Please report every line from the material that contains the word "specific".

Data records
====
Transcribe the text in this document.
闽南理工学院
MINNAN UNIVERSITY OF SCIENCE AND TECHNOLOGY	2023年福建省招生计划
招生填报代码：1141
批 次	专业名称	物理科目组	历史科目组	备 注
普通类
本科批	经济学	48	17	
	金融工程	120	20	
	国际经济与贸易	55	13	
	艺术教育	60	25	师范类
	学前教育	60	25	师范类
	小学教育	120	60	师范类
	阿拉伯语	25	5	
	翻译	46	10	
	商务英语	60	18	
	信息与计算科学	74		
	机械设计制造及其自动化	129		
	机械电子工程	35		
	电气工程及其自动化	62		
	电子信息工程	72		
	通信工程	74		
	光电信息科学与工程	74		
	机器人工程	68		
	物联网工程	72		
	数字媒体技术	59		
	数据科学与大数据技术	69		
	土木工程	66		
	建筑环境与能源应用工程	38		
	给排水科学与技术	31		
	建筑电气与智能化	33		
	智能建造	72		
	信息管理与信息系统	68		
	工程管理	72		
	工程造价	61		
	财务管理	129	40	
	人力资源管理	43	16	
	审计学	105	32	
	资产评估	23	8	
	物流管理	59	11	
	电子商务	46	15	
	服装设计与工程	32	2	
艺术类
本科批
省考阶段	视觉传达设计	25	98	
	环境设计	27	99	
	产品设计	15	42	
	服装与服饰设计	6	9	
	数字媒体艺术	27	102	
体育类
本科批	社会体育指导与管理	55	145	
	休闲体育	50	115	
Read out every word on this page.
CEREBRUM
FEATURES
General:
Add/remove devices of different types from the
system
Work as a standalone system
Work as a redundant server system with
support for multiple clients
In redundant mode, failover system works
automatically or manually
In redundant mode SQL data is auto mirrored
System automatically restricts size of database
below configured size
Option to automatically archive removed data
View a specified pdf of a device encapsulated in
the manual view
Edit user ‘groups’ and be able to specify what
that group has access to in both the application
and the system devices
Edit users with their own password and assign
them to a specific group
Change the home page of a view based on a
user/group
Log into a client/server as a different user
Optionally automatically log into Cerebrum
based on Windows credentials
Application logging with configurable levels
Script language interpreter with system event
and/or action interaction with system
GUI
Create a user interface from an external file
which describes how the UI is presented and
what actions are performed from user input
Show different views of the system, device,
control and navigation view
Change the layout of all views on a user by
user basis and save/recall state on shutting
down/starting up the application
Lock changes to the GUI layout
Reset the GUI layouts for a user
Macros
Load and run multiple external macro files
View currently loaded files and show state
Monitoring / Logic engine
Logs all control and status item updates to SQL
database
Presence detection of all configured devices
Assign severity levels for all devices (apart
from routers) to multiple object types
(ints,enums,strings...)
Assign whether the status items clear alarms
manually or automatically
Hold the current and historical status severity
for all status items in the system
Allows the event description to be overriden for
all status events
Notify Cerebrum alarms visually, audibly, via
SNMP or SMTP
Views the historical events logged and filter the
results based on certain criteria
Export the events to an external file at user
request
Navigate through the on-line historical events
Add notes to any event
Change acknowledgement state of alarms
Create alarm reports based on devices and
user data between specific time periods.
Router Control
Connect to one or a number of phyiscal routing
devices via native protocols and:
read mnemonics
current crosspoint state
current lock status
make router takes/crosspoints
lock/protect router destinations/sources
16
====
Written solution
them to a specific group
user data between specific time periods.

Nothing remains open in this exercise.